-- REQUIRED WORK --
The data below is to be returned in full and exactly.

________________

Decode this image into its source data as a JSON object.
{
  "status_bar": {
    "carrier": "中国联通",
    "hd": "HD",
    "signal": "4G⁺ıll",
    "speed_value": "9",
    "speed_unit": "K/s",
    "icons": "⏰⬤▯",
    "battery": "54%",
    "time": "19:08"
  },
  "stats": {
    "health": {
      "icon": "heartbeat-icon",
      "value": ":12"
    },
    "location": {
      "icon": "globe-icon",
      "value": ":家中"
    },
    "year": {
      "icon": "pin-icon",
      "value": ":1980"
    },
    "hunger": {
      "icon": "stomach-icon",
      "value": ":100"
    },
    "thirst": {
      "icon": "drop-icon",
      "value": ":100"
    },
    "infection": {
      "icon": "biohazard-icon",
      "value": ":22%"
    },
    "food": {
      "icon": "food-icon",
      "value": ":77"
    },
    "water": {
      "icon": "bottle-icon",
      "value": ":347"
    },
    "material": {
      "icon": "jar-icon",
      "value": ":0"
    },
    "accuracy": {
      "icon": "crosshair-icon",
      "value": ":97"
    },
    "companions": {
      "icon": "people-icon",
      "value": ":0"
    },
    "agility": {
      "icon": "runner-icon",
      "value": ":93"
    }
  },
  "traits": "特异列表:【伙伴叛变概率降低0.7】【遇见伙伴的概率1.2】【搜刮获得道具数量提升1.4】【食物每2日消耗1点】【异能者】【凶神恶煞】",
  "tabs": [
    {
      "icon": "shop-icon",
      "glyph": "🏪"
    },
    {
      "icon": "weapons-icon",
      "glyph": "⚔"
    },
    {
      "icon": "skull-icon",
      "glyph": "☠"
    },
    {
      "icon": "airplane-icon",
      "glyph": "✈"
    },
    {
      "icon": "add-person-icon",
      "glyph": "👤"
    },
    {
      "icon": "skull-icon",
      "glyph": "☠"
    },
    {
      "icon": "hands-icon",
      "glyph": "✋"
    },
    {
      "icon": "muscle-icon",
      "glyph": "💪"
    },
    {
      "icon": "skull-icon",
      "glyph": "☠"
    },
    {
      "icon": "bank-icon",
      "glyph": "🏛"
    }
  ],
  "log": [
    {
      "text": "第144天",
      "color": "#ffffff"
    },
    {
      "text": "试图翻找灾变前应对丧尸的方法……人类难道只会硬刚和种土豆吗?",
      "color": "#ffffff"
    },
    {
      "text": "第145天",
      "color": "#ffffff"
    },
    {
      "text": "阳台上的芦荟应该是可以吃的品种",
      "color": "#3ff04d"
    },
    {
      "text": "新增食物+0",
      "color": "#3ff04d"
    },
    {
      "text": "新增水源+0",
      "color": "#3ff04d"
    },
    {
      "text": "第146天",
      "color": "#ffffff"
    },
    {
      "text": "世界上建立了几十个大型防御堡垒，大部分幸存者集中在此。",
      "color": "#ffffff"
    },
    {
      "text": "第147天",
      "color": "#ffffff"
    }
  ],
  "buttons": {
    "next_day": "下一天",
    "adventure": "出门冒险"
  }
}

________________

-- FULL OUTPUT --
Decode this image into its source data as a JSON object.
{
  "status_bar": {
    "carrier": "中国联通",
    "hd": "HD",
    "signal": "4G⁺ıll",
    "speed_value": "9",
    "speed_unit": "K/s",
    "icons": "⏰⬤▯",
    "battery": "54%",
    "time": "19:08"
  },
  "stats": {
    "health": {
      "icon": "heartbeat-icon",
      "value": ":12"
    },
    "location": {
      "icon": "globe-icon",
      "value": ":家中"
    },
    "year": {
      "icon": "pin-icon",
      "value": ":1980"
    },
    "hunger": {
      "icon": "stomach-icon",
      "value": ":100"
    },
    "thirst": {
      "icon": "drop-icon",
      "value": ":100"
    },
    "infection": {
      "icon": "biohazard-icon",
      "value": ":22%"
    },
    "food": {
      "icon": "food-icon",
      "value": ":77"
    },
    "water": {
      "icon": "bottle-icon",
      "value": ":347"
    },
    "material": {
      "icon": "jar-icon",
      "value": ":0"
    },
    "accuracy": {
      "icon": "crosshair-icon",
      "value": ":97"
    },
    "companions": {
      "icon": "people-icon",
      "value": ":0"
    },
    "agility": {
      "icon": "runner-icon",
      "value": ":93"
    }
  },
  "traits": "特异列表:【伙伴叛变概率降低0.7】【遇见伙伴的概率1.2】【搜刮获得道具数量提升1.4】【食物每2日消耗1点】【异能者】【凶神恶煞】",
  "tabs": [
    {
      "icon": "shop-icon",
      "glyph": "🏪"
    },
    {
      "icon": "weapons-icon",
      "glyph": "⚔"
    },
    {
      "icon": "skull-icon",
      "glyph": "☠"
    },
    {
      "icon": "airplane-icon",
      "glyph": "✈"
    },
    {
      "icon": "add-person-icon",
      "glyph": "👤"
    },
    {
      "icon": "skull-icon",
      "glyph": "☠"
    },
    {
      "icon": "hands-icon",
      "glyph": "✋"
    },
    {
      "icon": "muscle-icon",
      "glyph": "💪"
    },
    {
      "icon": "skull-icon",
      "glyph": "☠"
    },
    {
      "icon": "bank-icon",
      "glyph": "🏛"
    }
  ],
  "log": [
    {
      "text": "第144天",
      "color": "#ffffff"
    },
    {
      "text": "试图翻找灾变前应对丧尸的方法……人类难道只会硬刚和种土豆吗?",
      "color": "#ffffff"
    },
    {
      "text": "第145天",
      "color": "#ffffff"
    },
    {
      "text": "阳台上的芦荟应该是可以吃的品种",
      "color": "#3ff04d"
    },
    {
      "text": "新增食物+0",
      "color": "#3ff04d"
    },
    {
      "text": "新增水源+0",
      "color": "#3ff04d"
    },
    {
      "text": "第146天",
      "color": "#ffffff"
    },
    {
      "text": "世界上建立了几十个大型防御堡垒，大部分幸存者集中在此。",
      "color": "#ffffff"
    },
    {
      "text": "第147天",
      "color": "#ffffff"
    }
  ],
  "buttons": {
    "next_day": "下一天",
    "adventure": "出门冒险"
  }
}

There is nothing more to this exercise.